Problem description:
Search the listing for the string "document" and copy every line that contains it.

Supplied material:
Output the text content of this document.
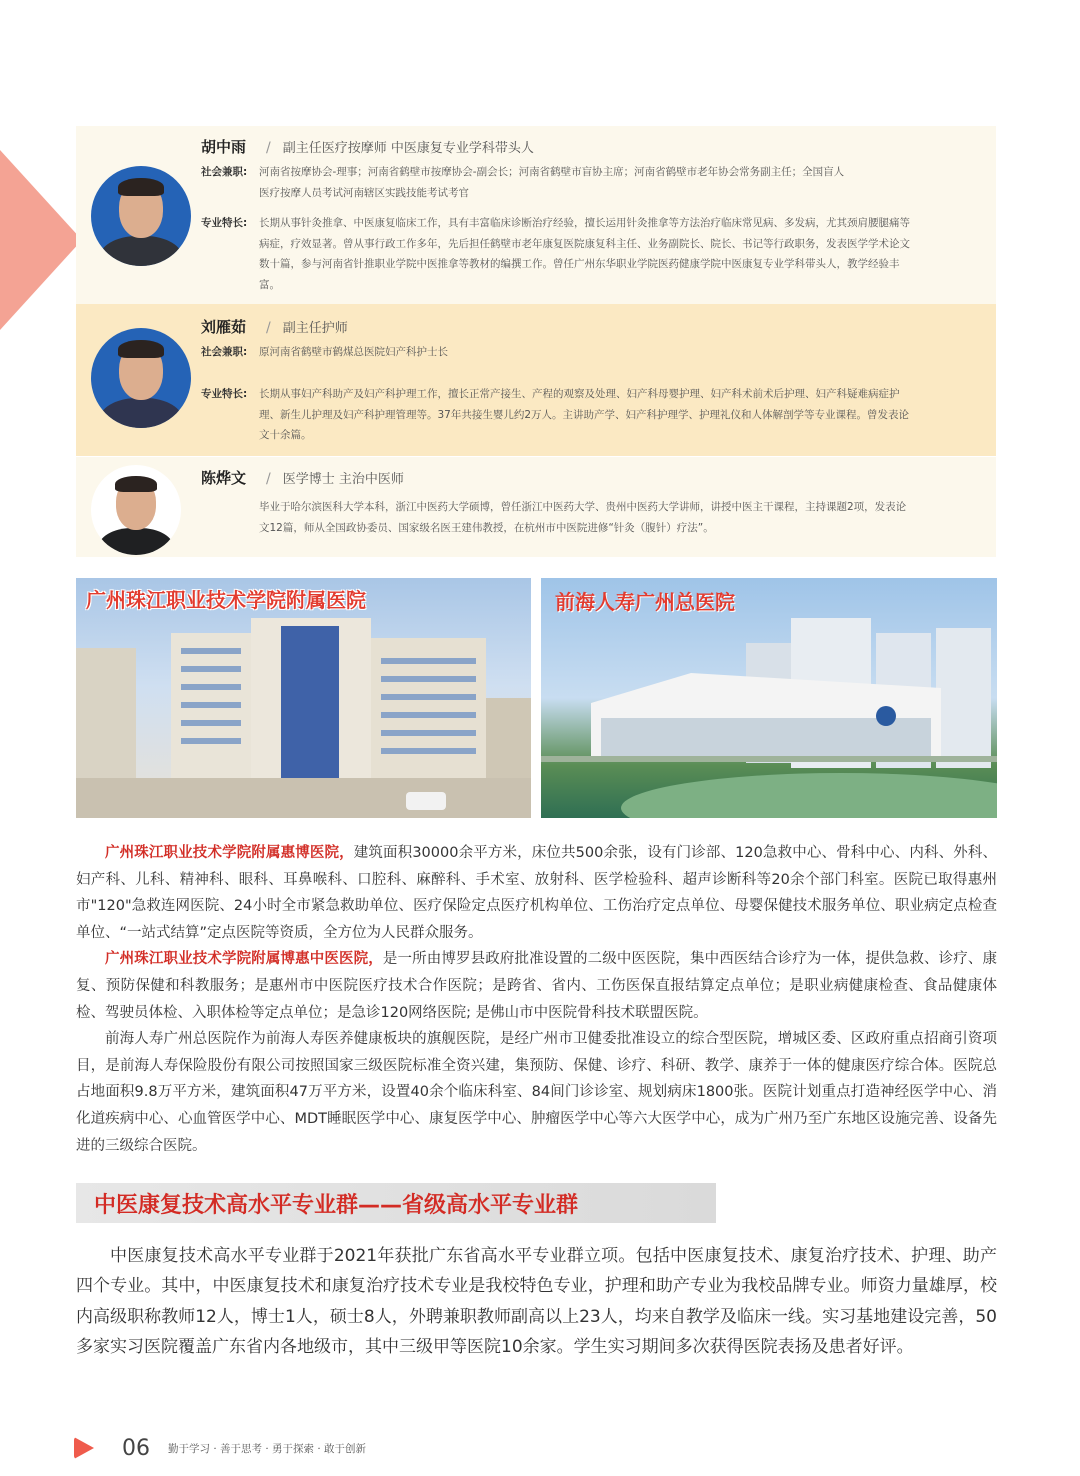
胡中雨 / 副主任医疗按摩师 中医康复专业学科带头人
社会兼职:	河南省按摩协会-理事；河南省鹤壁市按摩协会-副会长；河南省鹤壁市盲协主席；河南省鹤壁市老年协会常务副主任；全国盲人
医疗按摩人员考试河南辖区实践技能考试考官
专业特长:	长期从事针灸推拿、中医康复临床工作，具有丰富临床诊断治疗经验，擅长运用针灸推拿等方法治疗临床常见病、多发病，尤其颈肩腰腿痛等
病症，疗效显著。曾从事行政工作多年，先后担任鹤壁市老年康复医院康复科主任、业务副院长、院长、书记等行政职务，发表医学学术论文
数十篇，参与河南省针推职业学院中医推拿等教材的编撰工作。曾任广州东华职业学院医药健康学院中医康复专业学科带头人，教学经验丰
富。
刘雁茹 / 副主任护师
社会兼职:	原河南省鹤壁市鹤煤总医院妇产科护士长
专业特长:	长期从事妇产科助产及妇产科护理工作，擅长正常产接生、产程的观察及处理、妇产科母婴护理、妇产科术前术后护理、妇产科疑难病症护
理、新生儿护理及妇产科护理管理等。37年共接生婴儿约2万人。主讲助产学、妇产科护理学、护理礼仪和人体解剖学等专业课程。曾发表论
文十余篇。
陈烨文 / 医学博士 主治中医师
毕业于哈尔滨医科大学本科，浙江中医药大学硕博，曾任浙江中医药大学、贵州中医药大学讲师，讲授中医主干课程，主持课题2项，发表论
文12篇，师从全国政协委员、国家级名医王建伟教授，在杭州市中医院进修“针灸（腹针）疗法”。
广州珠江职业技术学院附属医院	前海人寿广州总医院

广州珠江职业技术学院附属惠博医院，建筑面积30000余平方米，床位共500余张，设有门诊部、120急救中心、骨科中心、内科、外科、妇产科、儿科、精神科、眼科、耳鼻喉科、口腔科、麻醉科、手术室、放射科、医学检验科、超声诊断科等20余个部门科室。医院已取得惠州市"120"急救连网医院、24小时全市紧急救助单位、医疗保险定点医疗机构单位、工伤治疗定点单位、母婴保健技术服务单位、职业病定点检查单位、“一站式结算”定点医院等资质，全方位为人民群众服务。

广州珠江职业技术学院附属博惠中医医院，是一所由博罗县政府批准设置的二级中医医院，集中西医结合诊疗为一体，提供急救、诊疗、康复、预防保健和科教服务；是惠州市中医院医疗技术合作医院；是跨省、省内、工伤医保直报结算定点单位；是职业病健康检查、食品健康体检、驾驶员体检、入职体检等定点单位；是急诊120网络医院; 是佛山市中医院骨科技术联盟医院。

前海人寿广州总医院作为前海人寿医养健康板块的旗舰医院，是经广州市卫健委批准设立的综合型医院，增城区委、区政府重点招商引资项目，是前海人寿保险股份有限公司按照国家三级医院标准全资兴建，集预防、保健、诊疗、科研、教学、康养于一体的健康医疗综合体。医院总占地面积9.8万平方米，建筑面积47万平方米，设置40余个临床科室、84间门诊诊室、规划病床1800张。医院计划重点打造神经医学中心、消化道疾病中心、心血管医学中心、MDT睡眠医学中心、康复医学中心、肿瘤医学中心等六大医学中心，成为广州乃至广东地区设施完善、设备先进的三级综合医院。

中医康复技术高水平专业群——省级高水平专业群

中医康复技术高水平专业群于2021年获批广东省高水平专业群立项。包括中医康复技术、康复治疗技术、护理、助产四个专业。其中，中医康复技术和康复治疗技术专业是我校特色专业，护理和助产专业为我校品牌专业。师资力量雄厚，校内高级职称教师12人，博士1人，硕士8人，外聘兼职教师副高以上23人，均来自教学及临床一线。实习基地建设完善，50多家实习医院覆盖广东省内各地级市，其中三级甲等医院10余家。学生实习期间多次获得医院表扬及患者好评。

06 勤于学习 · 善于思考 · 勇于探索 · 敢于创新
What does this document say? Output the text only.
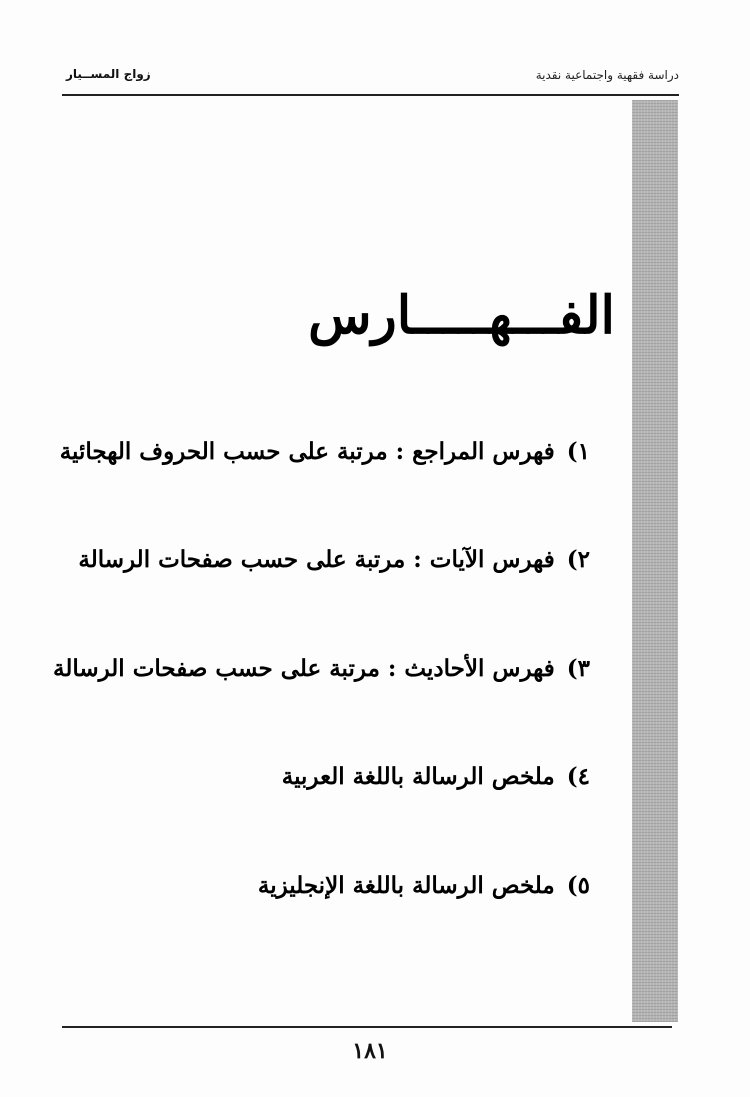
دراسة فقهية واجتماعية نقدية
زواج المســيار
الفـــهـــــارس
١)فهرس المراجع : مرتبة على حسب الحروف الهجائية
٢)فهرس الآيات : مرتبة على حسب صفحات الرسالة
٣)فهرس الأحاديث : مرتبة على حسب صفحات الرسالة
٤)ملخص الرسالة باللغة العربية
٥)ملخص الرسالة باللغة الإنجليزية
١٨١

Correct result:
Output the text content of this document.
What does this document say? Output the text only.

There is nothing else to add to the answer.